Part of a data file
"""
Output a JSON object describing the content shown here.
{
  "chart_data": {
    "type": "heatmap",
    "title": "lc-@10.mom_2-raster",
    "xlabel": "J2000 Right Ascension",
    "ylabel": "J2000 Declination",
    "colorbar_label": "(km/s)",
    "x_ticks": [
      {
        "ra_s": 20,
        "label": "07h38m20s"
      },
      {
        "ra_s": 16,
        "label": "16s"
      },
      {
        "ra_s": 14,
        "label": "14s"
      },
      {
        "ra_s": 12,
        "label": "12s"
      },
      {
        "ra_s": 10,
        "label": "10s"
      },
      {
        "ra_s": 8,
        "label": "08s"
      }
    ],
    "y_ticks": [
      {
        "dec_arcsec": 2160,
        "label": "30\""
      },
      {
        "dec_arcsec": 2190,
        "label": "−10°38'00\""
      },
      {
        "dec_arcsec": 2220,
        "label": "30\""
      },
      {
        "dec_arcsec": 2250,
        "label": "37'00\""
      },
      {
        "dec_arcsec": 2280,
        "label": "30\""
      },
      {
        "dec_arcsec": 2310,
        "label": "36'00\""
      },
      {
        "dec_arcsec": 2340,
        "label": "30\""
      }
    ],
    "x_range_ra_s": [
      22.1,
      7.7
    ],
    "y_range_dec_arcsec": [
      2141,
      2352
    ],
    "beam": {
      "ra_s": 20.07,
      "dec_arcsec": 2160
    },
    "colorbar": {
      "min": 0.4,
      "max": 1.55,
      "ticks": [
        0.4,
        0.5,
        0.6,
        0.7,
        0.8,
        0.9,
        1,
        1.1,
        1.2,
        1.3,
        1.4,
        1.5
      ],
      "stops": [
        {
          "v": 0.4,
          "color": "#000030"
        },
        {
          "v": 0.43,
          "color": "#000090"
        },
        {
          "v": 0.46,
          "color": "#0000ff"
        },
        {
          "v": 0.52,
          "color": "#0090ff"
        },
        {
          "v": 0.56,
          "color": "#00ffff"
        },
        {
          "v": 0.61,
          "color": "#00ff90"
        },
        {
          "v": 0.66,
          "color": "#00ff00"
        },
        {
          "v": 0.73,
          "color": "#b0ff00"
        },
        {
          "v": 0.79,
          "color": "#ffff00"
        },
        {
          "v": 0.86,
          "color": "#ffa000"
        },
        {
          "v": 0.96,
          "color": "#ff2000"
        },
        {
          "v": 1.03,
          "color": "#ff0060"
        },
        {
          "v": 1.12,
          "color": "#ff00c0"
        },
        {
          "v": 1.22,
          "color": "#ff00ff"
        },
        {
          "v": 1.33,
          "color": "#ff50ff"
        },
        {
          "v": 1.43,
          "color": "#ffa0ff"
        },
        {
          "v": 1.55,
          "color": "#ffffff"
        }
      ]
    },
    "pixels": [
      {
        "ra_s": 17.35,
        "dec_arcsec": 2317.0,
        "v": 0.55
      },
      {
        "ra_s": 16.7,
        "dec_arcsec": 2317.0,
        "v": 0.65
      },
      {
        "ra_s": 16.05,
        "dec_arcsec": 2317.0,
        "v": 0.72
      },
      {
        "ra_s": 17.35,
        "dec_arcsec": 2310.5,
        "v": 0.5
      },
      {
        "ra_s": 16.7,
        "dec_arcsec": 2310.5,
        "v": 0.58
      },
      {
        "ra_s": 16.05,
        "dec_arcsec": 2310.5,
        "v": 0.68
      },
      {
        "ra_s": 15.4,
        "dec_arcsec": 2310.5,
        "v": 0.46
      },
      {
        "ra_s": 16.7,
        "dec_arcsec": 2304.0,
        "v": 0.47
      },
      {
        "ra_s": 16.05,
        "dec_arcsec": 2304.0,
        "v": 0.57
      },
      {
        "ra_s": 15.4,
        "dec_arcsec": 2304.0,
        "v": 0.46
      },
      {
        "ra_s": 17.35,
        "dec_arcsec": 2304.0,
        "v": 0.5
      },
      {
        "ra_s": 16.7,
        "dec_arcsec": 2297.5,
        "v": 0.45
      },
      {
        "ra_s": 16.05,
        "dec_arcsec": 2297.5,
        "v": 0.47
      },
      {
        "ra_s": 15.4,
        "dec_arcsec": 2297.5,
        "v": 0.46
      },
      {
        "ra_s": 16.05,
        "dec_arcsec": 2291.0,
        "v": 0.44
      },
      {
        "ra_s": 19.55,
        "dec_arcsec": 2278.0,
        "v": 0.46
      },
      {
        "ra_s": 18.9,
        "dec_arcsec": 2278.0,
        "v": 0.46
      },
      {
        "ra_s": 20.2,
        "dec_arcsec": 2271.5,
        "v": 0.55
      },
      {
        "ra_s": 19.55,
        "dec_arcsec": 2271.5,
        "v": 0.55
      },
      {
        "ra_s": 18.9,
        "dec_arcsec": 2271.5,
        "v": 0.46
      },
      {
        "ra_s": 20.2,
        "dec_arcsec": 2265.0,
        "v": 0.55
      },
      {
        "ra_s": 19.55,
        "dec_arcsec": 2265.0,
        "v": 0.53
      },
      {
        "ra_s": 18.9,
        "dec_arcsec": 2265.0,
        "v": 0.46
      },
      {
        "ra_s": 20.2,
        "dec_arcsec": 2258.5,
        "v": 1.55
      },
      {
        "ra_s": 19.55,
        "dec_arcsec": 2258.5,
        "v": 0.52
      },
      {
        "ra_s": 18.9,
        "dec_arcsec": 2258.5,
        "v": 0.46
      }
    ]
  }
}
"""
**Stated problem:** Copy out all of the lines above exactly.

**Reply to the exercise:**
Output a JSON object describing the content shown here.
{
  "chart_data": {
    "type": "heatmap",
    "title": "lc-@10.mom_2-raster",
    "xlabel": "J2000 Right Ascension",
    "ylabel": "J2000 Declination",
    "colorbar_label": "(km/s)",
    "x_ticks": [
      {
        "ra_s": 20,
        "label": "07h38m20s"
      },
      {
        "ra_s": 16,
        "label": "16s"
      },
      {
        "ra_s": 14,
        "label": "14s"
      },
      {
        "ra_s": 12,
        "label": "12s"
      },
      {
        "ra_s": 10,
        "label": "10s"
      },
      {
        "ra_s": 8,
        "label": "08s"
      }
    ],
    "y_ticks": [
      {
        "dec_arcsec": 2160,
        "label": "30\""
      },
      {
        "dec_arcsec": 2190,
        "label": "−10°38'00\""
      },
      {
        "dec_arcsec": 2220,
        "label": "30\""
      },
      {
        "dec_arcsec": 2250,
        "label": "37'00\""
      },
      {
        "dec_arcsec": 2280,
        "label": "30\""
      },
      {
        "dec_arcsec": 2310,
        "label": "36'00\""
      },
      {
        "dec_arcsec": 2340,
        "label": "30\""
      }
    ],
    "x_range_ra_s": [
      22.1,
      7.7
    ],
    "y_range_dec_arcsec": [
      2141,
      2352
    ],
    "beam": {
      "ra_s": 20.07,
      "dec_arcsec": 2160
    },
    "colorbar": {
      "min": 0.4,
      "max": 1.55,
      "ticks": [
        0.4,
        0.5,
        0.6,
        0.7,
        0.8,
        0.9,
        1,
        1.1,
        1.2,
        1.3,
        1.4,
        1.5
      ],
      "stops": [
        {
          "v": 0.4,
          "color": "#000030"
        },
        {
          "v": 0.43,
          "color": "#000090"
        },
        {
          "v": 0.46,
          "color": "#0000ff"
        },
        {
          "v": 0.52,
          "color": "#0090ff"
        },
        {
          "v": 0.56,
          "color": "#00ffff"
        },
        {
          "v": 0.61,
          "color": "#00ff90"
        },
        {
          "v": 0.66,
          "color": "#00ff00"
        },
        {
          "v": 0.73,
          "color": "#b0ff00"
        },
        {
          "v": 0.79,
          "color": "#ffff00"
        },
        {
          "v": 0.86,
          "color": "#ffa000"
        },
        {
          "v": 0.96,
          "color": "#ff2000"
        },
        {
          "v": 1.03,
          "color": "#ff0060"
        },
        {
          "v": 1.12,
          "color": "#ff00c0"
        },
        {
          "v": 1.22,
          "color": "#ff00ff"
        },
        {
          "v": 1.33,
          "color": "#ff50ff"
        },
        {
          "v": 1.43,
          "color": "#ffa0ff"
        },
        {
          "v": 1.55,
          "color": "#ffffff"
        }
      ]
    },
    "pixels": [
      {
        "ra_s": 17.35,
        "dec_arcsec": 2317.0,
        "v": 0.55
      },
      {
        "ra_s": 16.7,
        "dec_arcsec": 2317.0,
        "v": 0.65
      },
      {
        "ra_s": 16.05,
        "dec_arcsec": 2317.0,
        "v": 0.72
      },
      {
        "ra_s": 17.35,
        "dec_arcsec": 2310.5,
        "v": 0.5
      },
      {
        "ra_s": 16.7,
        "dec_arcsec": 2310.5,
        "v": 0.58
      },
      {
        "ra_s": 16.05,
        "dec_arcsec": 2310.5,
        "v": 0.68
      },
      {
        "ra_s": 15.4,
        "dec_arcsec": 2310.5,
        "v": 0.46
      },
      {
        "ra_s": 16.7,
        "dec_arcsec": 2304.0,
        "v": 0.47
      },
      {
        "ra_s": 16.05,
        "dec_arcsec": 2304.0,
        "v": 0.57
      },
      {
        "ra_s": 15.4,
        "dec_arcsec": 2304.0,
        "v": 0.46
      },
      {
        "ra_s": 17.35,
        "dec_arcsec": 2304.0,
        "v": 0.5
      },
      {
        "ra_s": 16.7,
        "dec_arcsec": 2297.5,
        "v": 0.45
      },
      {
        "ra_s": 16.05,
        "dec_arcsec": 2297.5,
        "v": 0.47
      },
      {
        "ra_s": 15.4,
        "dec_arcsec": 2297.5,
        "v": 0.46
      },
      {
        "ra_s": 16.05,
        "dec_arcsec": 2291.0,
        "v": 0.44
      },
      {
        "ra_s": 19.55,
        "dec_arcsec": 2278.0,
        "v": 0.46
      },
      {
        "ra_s": 18.9,
        "dec_arcsec": 2278.0,
        "v": 0.46
      },
      {
        "ra_s": 20.2,
        "dec_arcsec": 2271.5,
        "v": 0.55
      },
      {
        "ra_s": 19.55,
        "dec_arcsec": 2271.5,
        "v": 0.55
      },
      {
        "ra_s": 18.9,
        "dec_arcsec": 2271.5,
        "v": 0.46
      },
      {
        "ra_s": 20.2,
        "dec_arcsec": 2265.0,
        "v": 0.55
      },
      {
        "ra_s": 19.55,
        "dec_arcsec": 2265.0,
        "v": 0.53
      },
      {
        "ra_s": 18.9,
        "dec_arcsec": 2265.0,
        "v": 0.46
      },
      {
        "ra_s": 20.2,
        "dec_arcsec": 2258.5,
        "v": 1.55
      },
      {
        "ra_s": 19.55,
        "dec_arcsec": 2258.5,
        "v": 0.52
      },
      {
        "ra_s": 18.9,
        "dec_arcsec": 2258.5,
        "v": 0.46
      }
    ]
  }
}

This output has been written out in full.